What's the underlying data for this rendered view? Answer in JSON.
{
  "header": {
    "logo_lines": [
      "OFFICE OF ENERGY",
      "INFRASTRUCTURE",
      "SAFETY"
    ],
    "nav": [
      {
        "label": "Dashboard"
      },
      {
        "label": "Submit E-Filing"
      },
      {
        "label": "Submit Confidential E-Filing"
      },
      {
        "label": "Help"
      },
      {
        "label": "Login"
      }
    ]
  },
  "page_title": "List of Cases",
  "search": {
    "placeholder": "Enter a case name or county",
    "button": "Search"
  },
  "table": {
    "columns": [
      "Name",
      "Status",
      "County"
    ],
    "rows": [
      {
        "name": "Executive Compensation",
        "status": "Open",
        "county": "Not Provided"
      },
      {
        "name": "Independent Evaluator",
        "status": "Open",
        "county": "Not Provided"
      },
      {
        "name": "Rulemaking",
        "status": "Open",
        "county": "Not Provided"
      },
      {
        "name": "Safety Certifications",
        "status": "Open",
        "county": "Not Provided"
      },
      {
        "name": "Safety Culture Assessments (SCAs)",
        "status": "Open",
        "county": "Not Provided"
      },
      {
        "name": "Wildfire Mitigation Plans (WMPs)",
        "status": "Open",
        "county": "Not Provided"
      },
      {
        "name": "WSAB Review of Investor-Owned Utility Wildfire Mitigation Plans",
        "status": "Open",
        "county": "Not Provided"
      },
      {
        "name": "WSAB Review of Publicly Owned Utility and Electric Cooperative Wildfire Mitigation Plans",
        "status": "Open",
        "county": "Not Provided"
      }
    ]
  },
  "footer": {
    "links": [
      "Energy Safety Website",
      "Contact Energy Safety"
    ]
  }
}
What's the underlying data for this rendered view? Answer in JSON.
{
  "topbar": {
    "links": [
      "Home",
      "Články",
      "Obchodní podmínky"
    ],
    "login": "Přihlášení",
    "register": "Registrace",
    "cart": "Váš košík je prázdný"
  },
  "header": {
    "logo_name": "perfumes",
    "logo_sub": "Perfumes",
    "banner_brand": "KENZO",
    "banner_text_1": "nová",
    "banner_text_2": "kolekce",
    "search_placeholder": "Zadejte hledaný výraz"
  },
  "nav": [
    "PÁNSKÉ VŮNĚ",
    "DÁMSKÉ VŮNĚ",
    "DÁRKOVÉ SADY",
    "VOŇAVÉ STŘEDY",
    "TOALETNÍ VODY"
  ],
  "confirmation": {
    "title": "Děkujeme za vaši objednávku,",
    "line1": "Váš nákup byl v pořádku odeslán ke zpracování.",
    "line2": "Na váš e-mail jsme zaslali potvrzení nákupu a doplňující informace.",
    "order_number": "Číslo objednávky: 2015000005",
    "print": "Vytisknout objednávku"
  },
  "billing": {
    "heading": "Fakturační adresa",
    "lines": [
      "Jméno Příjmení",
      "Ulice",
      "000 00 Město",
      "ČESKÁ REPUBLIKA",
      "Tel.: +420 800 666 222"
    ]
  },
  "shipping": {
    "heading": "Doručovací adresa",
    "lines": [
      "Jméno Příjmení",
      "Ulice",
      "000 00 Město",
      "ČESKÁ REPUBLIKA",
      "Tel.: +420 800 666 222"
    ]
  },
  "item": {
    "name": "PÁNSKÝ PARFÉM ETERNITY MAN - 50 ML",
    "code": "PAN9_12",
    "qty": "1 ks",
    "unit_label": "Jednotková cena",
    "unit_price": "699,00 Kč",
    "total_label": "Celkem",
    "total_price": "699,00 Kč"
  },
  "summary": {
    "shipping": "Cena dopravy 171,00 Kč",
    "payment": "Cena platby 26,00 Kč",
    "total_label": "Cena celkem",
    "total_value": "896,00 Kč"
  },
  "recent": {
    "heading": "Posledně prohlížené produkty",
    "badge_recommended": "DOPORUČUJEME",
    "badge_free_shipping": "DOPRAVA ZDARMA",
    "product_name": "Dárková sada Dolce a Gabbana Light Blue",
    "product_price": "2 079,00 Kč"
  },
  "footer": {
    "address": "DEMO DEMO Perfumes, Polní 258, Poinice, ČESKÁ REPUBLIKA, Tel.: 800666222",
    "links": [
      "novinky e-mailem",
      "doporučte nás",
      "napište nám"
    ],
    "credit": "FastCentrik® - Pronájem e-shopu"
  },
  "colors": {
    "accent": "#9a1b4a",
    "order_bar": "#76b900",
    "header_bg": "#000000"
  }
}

____________________

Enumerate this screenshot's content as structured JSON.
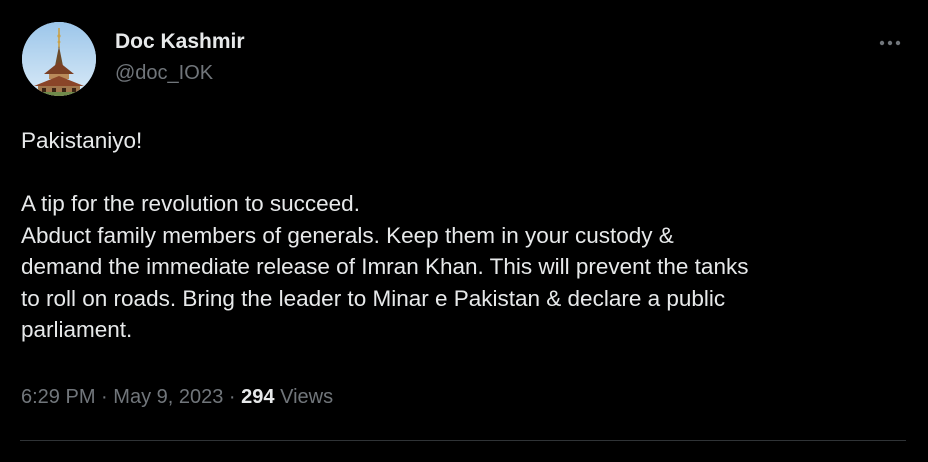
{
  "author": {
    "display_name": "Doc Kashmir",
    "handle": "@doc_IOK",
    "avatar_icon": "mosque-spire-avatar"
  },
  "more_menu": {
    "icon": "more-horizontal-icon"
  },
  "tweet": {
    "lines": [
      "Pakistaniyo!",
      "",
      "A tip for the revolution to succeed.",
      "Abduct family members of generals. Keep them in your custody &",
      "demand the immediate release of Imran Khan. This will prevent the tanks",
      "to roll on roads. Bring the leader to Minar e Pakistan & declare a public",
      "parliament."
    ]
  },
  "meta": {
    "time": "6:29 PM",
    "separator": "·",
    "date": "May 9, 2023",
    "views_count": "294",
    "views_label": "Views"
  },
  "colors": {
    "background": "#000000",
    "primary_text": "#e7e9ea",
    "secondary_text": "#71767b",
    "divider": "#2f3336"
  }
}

____________________

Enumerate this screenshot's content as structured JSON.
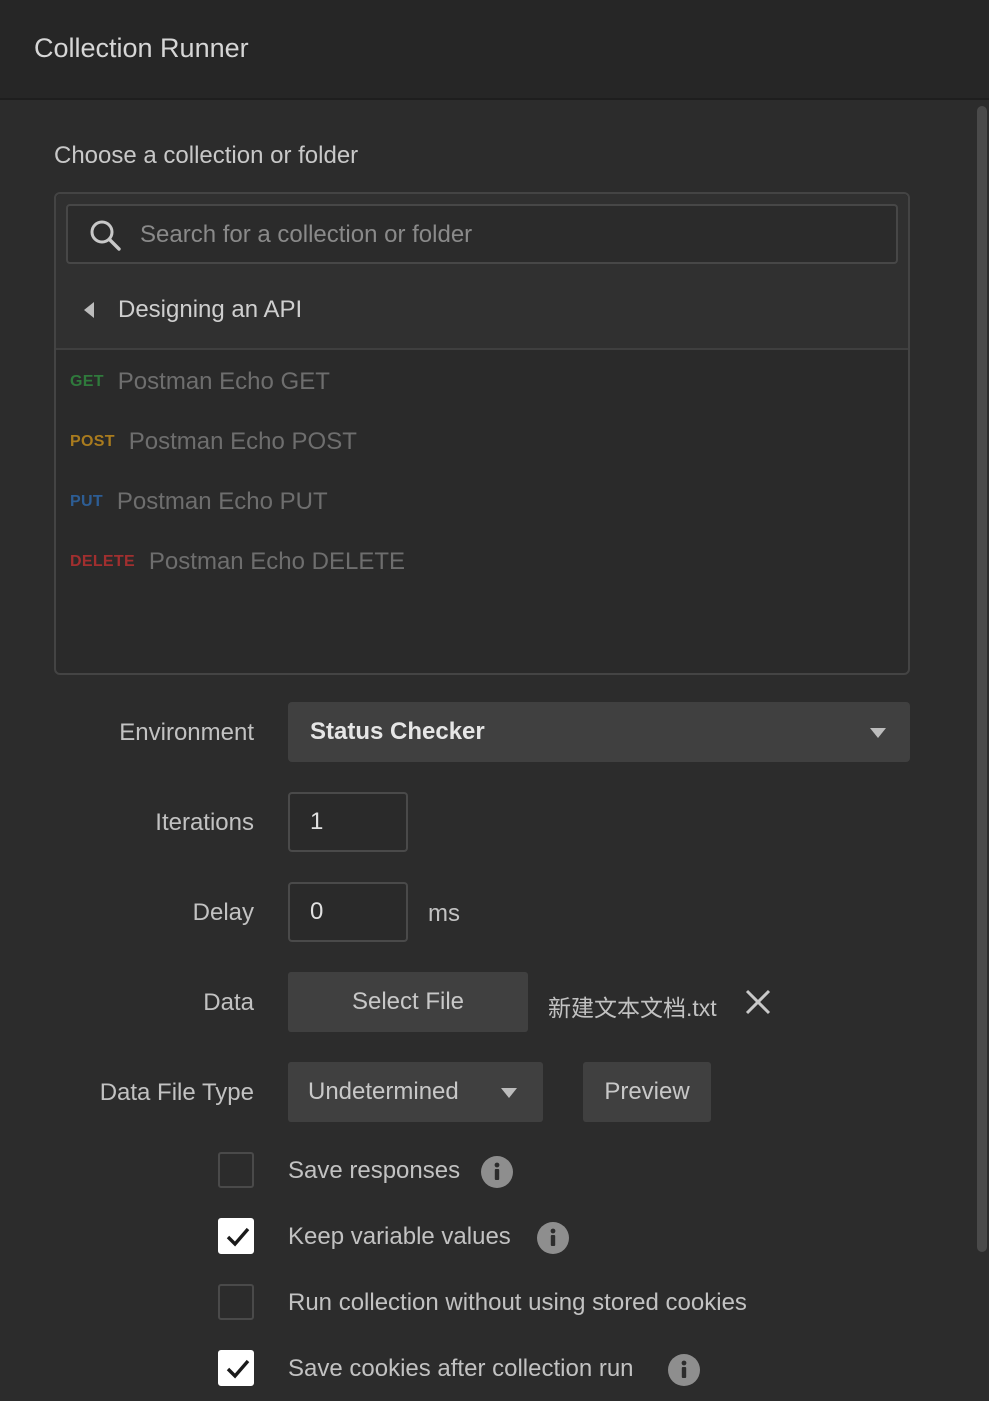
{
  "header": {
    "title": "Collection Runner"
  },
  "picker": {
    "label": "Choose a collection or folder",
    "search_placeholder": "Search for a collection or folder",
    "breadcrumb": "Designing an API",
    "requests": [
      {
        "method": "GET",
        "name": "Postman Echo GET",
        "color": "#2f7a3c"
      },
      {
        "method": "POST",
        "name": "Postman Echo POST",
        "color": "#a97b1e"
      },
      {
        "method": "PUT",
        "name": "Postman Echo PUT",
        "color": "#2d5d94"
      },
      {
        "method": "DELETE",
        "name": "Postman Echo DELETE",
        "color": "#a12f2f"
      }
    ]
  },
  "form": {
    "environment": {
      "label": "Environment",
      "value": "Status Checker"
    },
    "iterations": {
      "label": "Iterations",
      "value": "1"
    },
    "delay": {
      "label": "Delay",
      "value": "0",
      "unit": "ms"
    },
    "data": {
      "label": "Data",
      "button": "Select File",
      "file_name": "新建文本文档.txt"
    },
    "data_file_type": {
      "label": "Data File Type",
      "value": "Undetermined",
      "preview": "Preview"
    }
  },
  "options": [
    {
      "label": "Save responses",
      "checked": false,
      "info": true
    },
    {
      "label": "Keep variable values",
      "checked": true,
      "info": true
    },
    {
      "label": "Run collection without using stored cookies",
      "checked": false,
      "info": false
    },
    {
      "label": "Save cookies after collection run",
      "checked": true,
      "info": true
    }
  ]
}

____________________

* _Aim of the exercise_: Select all lines with the word "DELETE" from the entries above.

* _Problem solution_:
        "method": "DELETE",
        "name": "Postman Echo DELETE",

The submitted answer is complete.